=== Task ===
Each record must be reproduced exactly as it is shown.

=== The data ===
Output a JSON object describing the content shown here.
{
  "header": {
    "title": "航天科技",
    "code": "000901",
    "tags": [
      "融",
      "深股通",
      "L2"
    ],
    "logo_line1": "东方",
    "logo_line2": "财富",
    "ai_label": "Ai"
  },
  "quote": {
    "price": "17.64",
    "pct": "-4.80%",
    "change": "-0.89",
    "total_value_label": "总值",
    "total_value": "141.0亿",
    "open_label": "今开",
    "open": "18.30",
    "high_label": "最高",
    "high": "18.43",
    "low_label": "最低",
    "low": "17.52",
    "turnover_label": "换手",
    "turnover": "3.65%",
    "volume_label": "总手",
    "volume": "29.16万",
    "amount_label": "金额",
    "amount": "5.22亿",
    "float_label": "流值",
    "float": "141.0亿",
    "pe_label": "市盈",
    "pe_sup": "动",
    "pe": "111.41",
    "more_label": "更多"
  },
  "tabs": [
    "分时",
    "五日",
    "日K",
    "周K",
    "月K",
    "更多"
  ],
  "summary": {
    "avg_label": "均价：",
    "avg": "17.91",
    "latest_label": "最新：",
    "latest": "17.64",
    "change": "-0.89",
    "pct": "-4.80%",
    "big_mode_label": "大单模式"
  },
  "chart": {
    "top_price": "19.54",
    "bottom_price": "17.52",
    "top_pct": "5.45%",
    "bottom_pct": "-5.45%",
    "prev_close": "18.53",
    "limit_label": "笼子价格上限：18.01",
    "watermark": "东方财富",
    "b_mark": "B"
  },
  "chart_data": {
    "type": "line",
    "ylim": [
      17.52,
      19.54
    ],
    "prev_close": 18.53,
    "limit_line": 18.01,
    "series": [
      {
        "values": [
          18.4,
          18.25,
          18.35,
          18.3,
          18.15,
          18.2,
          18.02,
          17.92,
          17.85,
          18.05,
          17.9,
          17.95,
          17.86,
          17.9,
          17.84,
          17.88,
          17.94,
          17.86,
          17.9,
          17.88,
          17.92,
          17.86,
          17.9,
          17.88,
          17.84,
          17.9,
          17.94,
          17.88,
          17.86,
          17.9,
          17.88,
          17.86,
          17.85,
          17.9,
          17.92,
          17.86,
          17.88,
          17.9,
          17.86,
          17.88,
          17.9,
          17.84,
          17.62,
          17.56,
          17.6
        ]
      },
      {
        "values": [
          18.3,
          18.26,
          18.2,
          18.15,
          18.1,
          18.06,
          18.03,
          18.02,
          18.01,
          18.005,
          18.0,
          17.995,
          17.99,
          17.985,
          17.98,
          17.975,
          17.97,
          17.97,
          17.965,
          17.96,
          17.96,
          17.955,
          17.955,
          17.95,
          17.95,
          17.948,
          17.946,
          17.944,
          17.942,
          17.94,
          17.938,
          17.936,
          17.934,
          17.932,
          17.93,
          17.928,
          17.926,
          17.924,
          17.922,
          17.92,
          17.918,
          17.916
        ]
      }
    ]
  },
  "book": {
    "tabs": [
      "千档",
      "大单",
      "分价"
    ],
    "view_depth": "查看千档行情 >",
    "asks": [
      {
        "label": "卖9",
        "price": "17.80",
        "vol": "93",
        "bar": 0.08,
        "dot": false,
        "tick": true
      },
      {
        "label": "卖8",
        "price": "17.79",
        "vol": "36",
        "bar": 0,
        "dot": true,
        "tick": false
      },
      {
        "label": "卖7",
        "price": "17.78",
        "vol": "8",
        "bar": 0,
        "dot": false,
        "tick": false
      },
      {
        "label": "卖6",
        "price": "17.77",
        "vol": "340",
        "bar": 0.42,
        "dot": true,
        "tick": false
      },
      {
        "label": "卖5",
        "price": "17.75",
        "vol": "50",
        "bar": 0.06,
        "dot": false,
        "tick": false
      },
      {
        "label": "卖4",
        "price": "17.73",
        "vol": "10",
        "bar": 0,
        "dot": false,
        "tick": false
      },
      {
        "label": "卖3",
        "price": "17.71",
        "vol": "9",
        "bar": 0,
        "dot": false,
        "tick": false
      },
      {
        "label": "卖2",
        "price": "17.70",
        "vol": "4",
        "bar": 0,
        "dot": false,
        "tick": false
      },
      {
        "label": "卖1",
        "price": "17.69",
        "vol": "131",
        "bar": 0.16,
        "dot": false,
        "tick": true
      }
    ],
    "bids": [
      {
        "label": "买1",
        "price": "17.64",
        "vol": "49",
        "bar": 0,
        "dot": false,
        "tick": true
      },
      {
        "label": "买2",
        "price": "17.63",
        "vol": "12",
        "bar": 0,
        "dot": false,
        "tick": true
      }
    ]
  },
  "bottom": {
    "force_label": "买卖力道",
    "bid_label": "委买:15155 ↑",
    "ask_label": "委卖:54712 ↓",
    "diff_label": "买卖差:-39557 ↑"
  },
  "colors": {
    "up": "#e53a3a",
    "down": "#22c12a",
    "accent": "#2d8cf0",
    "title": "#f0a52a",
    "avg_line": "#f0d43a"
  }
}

=== Task answer ===
Output a JSON object describing the content shown here.
{
  "header": {
    "title": "航天科技",
    "code": "000901",
    "tags": [
      "融",
      "深股通",
      "L2"
    ],
    "logo_line1": "东方",
    "logo_line2": "财富",
    "ai_label": "Ai"
  },
  "quote": {
    "price": "17.64",
    "pct": "-4.80%",
    "change": "-0.89",
    "total_value_label": "总值",
    "total_value": "141.0亿",
    "open_label": "今开",
    "open": "18.30",
    "high_label": "最高",
    "high": "18.43",
    "low_label": "最低",
    "low": "17.52",
    "turnover_label": "换手",
    "turnover": "3.65%",
    "volume_label": "总手",
    "volume": "29.16万",
    "amount_label": "金额",
    "amount": "5.22亿",
    "float_label": "流值",
    "float": "141.0亿",
    "pe_label": "市盈",
    "pe_sup": "动",
    "pe": "111.41",
    "more_label": "更多"
  },
  "tabs": [
    "分时",
    "五日",
    "日K",
    "周K",
    "月K",
    "更多"
  ],
  "summary": {
    "avg_label": "均价：",
    "avg": "17.91",
    "latest_label": "最新：",
    "latest": "17.64",
    "change": "-0.89",
    "pct": "-4.80%",
    "big_mode_label": "大单模式"
  },
  "chart": {
    "top_price": "19.54",
    "bottom_price": "17.52",
    "top_pct": "5.45%",
    "bottom_pct": "-5.45%",
    "prev_close": "18.53",
    "limit_label": "笼子价格上限：18.01",
    "watermark": "东方财富",
    "b_mark": "B"
  },
  "chart_data": {
    "type": "line",
    "ylim": [
      17.52,
      19.54
    ],
    "prev_close": 18.53,
    "limit_line": 18.01,
    "series": [
      {
        "values": [
          18.4,
          18.25,
          18.35,
          18.3,
          18.15,
          18.2,
          18.02,
          17.92,
          17.85,
          18.05,
          17.9,
          17.95,
          17.86,
          17.9,
          17.84,
          17.88,
          17.94,
          17.86,
          17.9,
          17.88,
          17.92,
          17.86,
          17.9,
          17.88,
          17.84,
          17.9,
          17.94,
          17.88,
          17.86,
          17.9,
          17.88,
          17.86,
          17.85,
          17.9,
          17.92,
          17.86,
          17.88,
          17.9,
          17.86,
          17.88,
          17.9,
          17.84,
          17.62,
          17.56,
          17.6
        ]
      },
      {
        "values": [
          18.3,
          18.26,
          18.2,
          18.15,
          18.1,
          18.06,
          18.03,
          18.02,
          18.01,
          18.005,
          18.0,
          17.995,
          17.99,
          17.985,
          17.98,
          17.975,
          17.97,
          17.97,
          17.965,
          17.96,
          17.96,
          17.955,
          17.955,
          17.95,
          17.95,
          17.948,
          17.946,
          17.944,
          17.942,
          17.94,
          17.938,
          17.936,
          17.934,
          17.932,
          17.93,
          17.928,
          17.926,
          17.924,
          17.922,
          17.92,
          17.918,
          17.916
        ]
      }
    ]
  },
  "book": {
    "tabs": [
      "千档",
      "大单",
      "分价"
    ],
    "view_depth": "查看千档行情 >",
    "asks": [
      {
        "label": "卖9",
        "price": "17.80",
        "vol": "93",
        "bar": 0.08,
        "dot": false,
        "tick": true
      },
      {
        "label": "卖8",
        "price": "17.79",
        "vol": "36",
        "bar": 0,
        "dot": true,
        "tick": false
      },
      {
        "label": "卖7",
        "price": "17.78",
        "vol": "8",
        "bar": 0,
        "dot": false,
        "tick": false
      },
      {
        "label": "卖6",
        "price": "17.77",
        "vol": "340",
        "bar": 0.42,
        "dot": true,
        "tick": false
      },
      {
        "label": "卖5",
        "price": "17.75",
        "vol": "50",
        "bar": 0.06,
        "dot": false,
        "tick": false
      },
      {
        "label": "卖4",
        "price": "17.73",
        "vol": "10",
        "bar": 0,
        "dot": false,
        "tick": false
      },
      {
        "label": "卖3",
        "price": "17.71",
        "vol": "9",
        "bar": 0,
        "dot": false,
        "tick": false
      },
      {
        "label": "卖2",
        "price": "17.70",
        "vol": "4",
        "bar": 0,
        "dot": false,
        "tick": false
      },
      {
        "label": "卖1",
        "price": "17.69",
        "vol": "131",
        "bar": 0.16,
        "dot": false,
        "tick": true
      }
    ],
    "bids": [
      {
        "label": "买1",
        "price": "17.64",
        "vol": "49",
        "bar": 0,
        "dot": false,
        "tick": true
      },
      {
        "label": "买2",
        "price": "17.63",
        "vol": "12",
        "bar": 0,
        "dot": false,
        "tick": true
      }
    ]
  },
  "bottom": {
    "force_label": "买卖力道",
    "bid_label": "委买:15155 ↑",
    "ask_label": "委卖:54712 ↓",
    "diff_label": "买卖差:-39557 ↑"
  },
  "colors": {
    "up": "#e53a3a",
    "down": "#22c12a",
    "accent": "#2d8cf0",
    "title": "#f0a52a",
    "avg_line": "#f0d43a"
  }
}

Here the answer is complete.